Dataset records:
──────────────────────────────
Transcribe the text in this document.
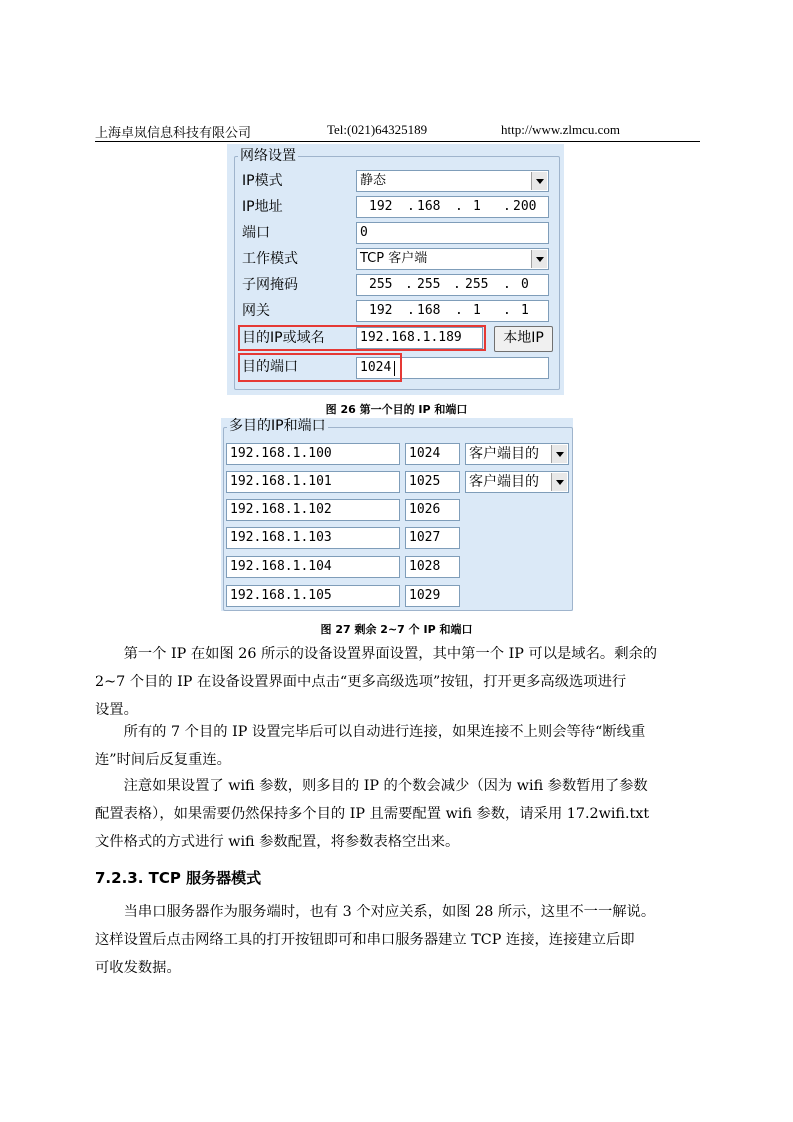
上海卓岚信息科技有限公司	Tel:(021)64325189	http://www.zlmcu.com
网络设置
IP模式	静态
IP地址	192 . 168 . 1 . 200
端口	0
工作模式	TCP 客户端
子网掩码	255 . 255 . 255 . 0
网关	192 . 168 . 1 . 1
目的IP或域名	192.168.1.189	本地IP
目的端口	1024
图 26 第一个目的 IP 和端口
多目的IP和端口
192.168.1.100	1024	客户端目的
192.168.1.101	1025	客户端目的
192.168.1.102	1026
192.168.1.103	1027
192.168.1.104	1028
192.168.1.105	1029
图 27 剩余 2~7 个 IP 和端口
　　第一个 IP 在如图 26 所示的设备设置界面设置，其中第一个 IP 可以是域名。剩余的
2~7 个目的 IP 在设备设置界面中点击“更多高级选项”按钮，打开更多高级选项进行
设置。
　　所有的 7 个目的 IP 设置完毕后可以自动进行连接，如果连接不上则会等待“断线重
连”时间后反复重连。
　　注意如果设置了 wifi 参数，则多目的 IP 的个数会减少（因为 wifi 参数暂用了参数
配置表格），如果需要仍然保持多个目的 IP 且需要配置 wifi 参数，请采用 17.2wifi.txt
文件格式的方式进行 wifi 参数配置，将参数表格空出来。
7.2.3. TCP 服务器模式
　　当串口服务器作为服务端时，也有 3 个对应关系，如图 28 所示，这里不一一解说。
这样设置后点击网络工具的打开按钮即可和串口服务器建立 TCP 连接，连接建立后即
可收发数据。
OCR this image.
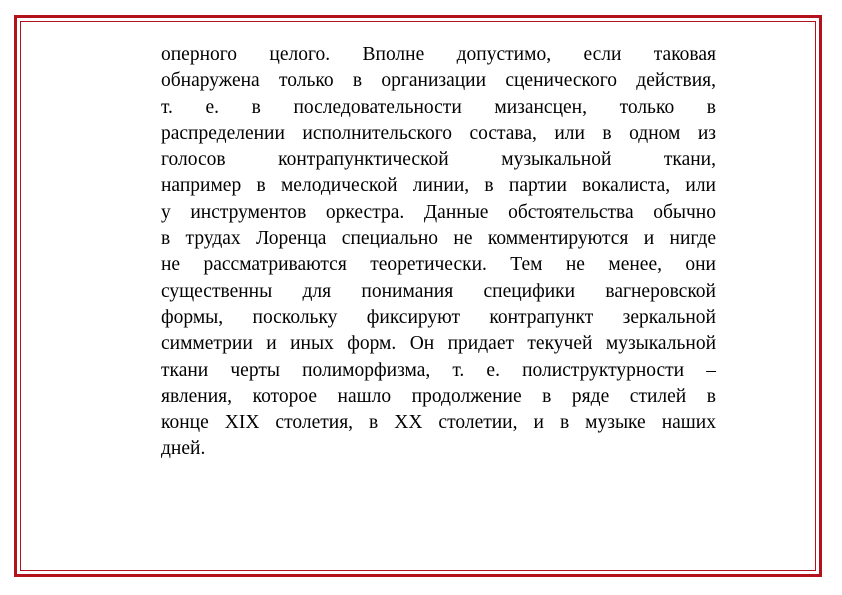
оперного целого. Вполне допустимо, если таковая
обнаружена только в организации сценического действия,
т. е. в последовательности мизансцен, только в
распределении исполнительского состава, или в одном из
голосов контрапунктической музыкальной ткани,
например в мелодической линии, в партии вокалиста, или
у инструментов оркестра. Данные обстоятельства обычно
в трудах Лоренца специально не комментируются и нигде
не рассматриваются теоретически. Тем не менее, они
существенны для понимания специфики вагнеровской
формы, поскольку фиксируют контрапункт зеркальной
симметрии и иных форм. Он придает текучей музыкальной
ткани черты полиморфизма, т. е. полиструктурности –
явления, которое нашло продолжение в ряде стилей в
конце XIX столетия, в XX столетии, и в музыке наших
дней.
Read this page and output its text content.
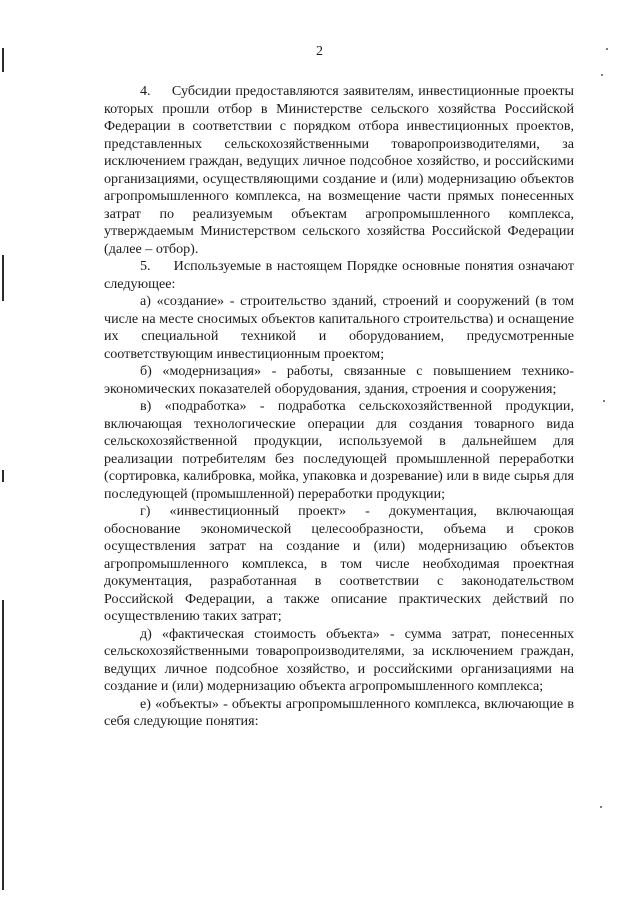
2

4.     Субсидии предоставляются заявителям, инвестиционные проекты которых прошли отбор в Министерстве сельского хозяйства Российской Федерации в соответствии с порядком отбора инвестиционных проектов, представленных сельскохозяйственными товаропроизводителями, за исключением граждан, ведущих личное подсобное хозяйство, и российскими организациями, осуществляющими создание и (или) модернизацию объектов агропромышленного комплекса, на возмещение части прямых понесенных затрат по реализуемым объектам агропромышленного комплекса, утверждаемым Министерством сельского хозяйства Российской Федерации (далее – отбор).

5.     Используемые в настоящем Порядке основные понятия означают следующее:

а) «создание» - строительство зданий, строений и сооружений (в том числе на месте сносимых объектов капитального строительства) и оснащение их специальной техникой и оборудованием, предусмотренные соответствующим инвестиционным проектом;

б) «модернизация» - работы, связанные с повышением технико-экономических показателей оборудования, здания, строения и сооружения;

в) «подработка» - подработка сельскохозяйственной продукции, включающая технологические операции для создания товарного вида сельскохозяйственной продукции, используемой в дальнейшем для реализации потребителям без последующей промышленной переработки (сортировка, калибровка, мойка, упаковка и дозревание) или в виде сырья для последующей (промышленной) переработки продукции;

г) «инвестиционный проект» - документация, включающая обоснование экономической целесообразности, объема и сроков осуществления затрат на создание и (или) модернизацию объектов агропромышленного комплекса, в том числе необходимая проектная документация, разработанная в соответствии с законодательством Российской Федерации, а также описание практических действий по осуществлению таких затрат;

д) «фактическая стоимость объекта» - сумма затрат, понесенных сельскохозяйственными товаропроизводителями, за исключением граждан, ведущих личное подсобное хозяйство, и российскими организациями на создание и (или) модернизацию объекта агропромышленного комплекса;

е) «объекты» - объекты агропромышленного комплекса, включающие в себя следующие понятия:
──────────────────────────────
AIM: Repeat all of the records verbatim, leaving out the pictures.

RESULT:
Transcribe the text in this document.
上海卓岚信息科技有限公司	Tel:(021)64325189	http://www.zlmcu.com
网络设置
IP模式	静态
IP地址	192 . 168 . 1 . 200
端口	0
工作模式	TCP 客户端
子网掩码	255 . 255 . 255 . 0
网关	192 . 168 . 1 . 1
目的IP或域名	192.168.1.189	本地IP
目的端口	1024
图 26 第一个目的 IP 和端口
多目的IP和端口
192.168.1.100	1024	客户端目的
192.168.1.101	1025	客户端目的
192.168.1.102	1026
192.168.1.103	1027
192.168.1.104	1028
192.168.1.105	1029
图 27 剩余 2~7 个 IP 和端口
　　第一个 IP 在如图 26 所示的设备设置界面设置，其中第一个 IP 可以是域名。剩余的
2~7 个目的 IP 在设备设置界面中点击“更多高级选项”按钮，打开更多高级选项进行
设置。
　　所有的 7 个目的 IP 设置完毕后可以自动进行连接，如果连接不上则会等待“断线重
连”时间后反复重连。
　　注意如果设置了 wifi 参数，则多目的 IP 的个数会减少（因为 wifi 参数暂用了参数
配置表格），如果需要仍然保持多个目的 IP 且需要配置 wifi 参数，请采用 17.2wifi.txt
文件格式的方式进行 wifi 参数配置，将参数表格空出来。
7.2.3. TCP 服务器模式
　　当串口服务器作为服务端时，也有 3 个对应关系，如图 28 所示，这里不一一解说。
这样设置后点击网络工具的打开按钮即可和串口服务器建立 TCP 连接，连接建立后即
可收发数据。
OCR this image.
оперного целого. Вполне допустимо, если таковая
обнаружена только в организации сценического действия,
т. е. в последовательности мизансцен, только в
распределении исполнительского состава, или в одном из
голосов контрапунктической музыкальной ткани,
например в мелодической линии, в партии вокалиста, или
у инструментов оркестра. Данные обстоятельства обычно
в трудах Лоренца специально не комментируются и нигде
не рассматриваются теоретически. Тем не менее, они
существенны для понимания специфики вагнеровской
формы, поскольку фиксируют контрапункт зеркальной
симметрии и иных форм. Он придает текучей музыкальной
ткани черты полиморфизма, т. е. полиструктурности –
явления, которое нашло продолжение в ряде стилей в
конце XIX столетия, в XX столетии, и в музыке наших
дней.
Read this page and output its text content.
2

4.     Субсидии предоставляются заявителям, инвестиционные проекты которых прошли отбор в Министерстве сельского хозяйства Российской Федерации в соответствии с порядком отбора инвестиционных проектов, представленных сельскохозяйственными товаропроизводителями, за исключением граждан, ведущих личное подсобное хозяйство, и российскими организациями, осуществляющими создание и (или) модернизацию объектов агропромышленного комплекса, на возмещение части прямых понесенных затрат по реализуемым объектам агропромышленного комплекса, утверждаемым Министерством сельского хозяйства Российской Федерации (далее – отбор).

5.     Используемые в настоящем Порядке основные понятия означают следующее:

а) «создание» - строительство зданий, строений и сооружений (в том числе на месте сносимых объектов капитального строительства) и оснащение их специальной техникой и оборудованием, предусмотренные соответствующим инвестиционным проектом;

б) «модернизация» - работы, связанные с повышением технико-экономических показателей оборудования, здания, строения и сооружения;

в) «подработка» - подработка сельскохозяйственной продукции, включающая технологические операции для создания товарного вида сельскохозяйственной продукции, используемой в дальнейшем для реализации потребителям без последующей промышленной переработки (сортировка, калибровка, мойка, упаковка и дозревание) или в виде сырья для последующей (промышленной) переработки продукции;

г) «инвестиционный проект» - документация, включающая обоснование экономической целесообразности, объема и сроков осуществления затрат на создание и (или) модернизацию объектов агропромышленного комплекса, в том числе необходимая проектная документация, разработанная в соответствии с законодательством Российской Федерации, а также описание практических действий по осуществлению таких затрат;

д) «фактическая стоимость объекта» - сумма затрат, понесенных сельскохозяйственными товаропроизводителями, за исключением граждан, ведущих личное подсобное хозяйство, и российскими организациями на создание и (или) модернизацию объекта агропромышленного комплекса;

е) «объекты» - объекты агропромышленного комплекса, включающие в себя следующие понятия:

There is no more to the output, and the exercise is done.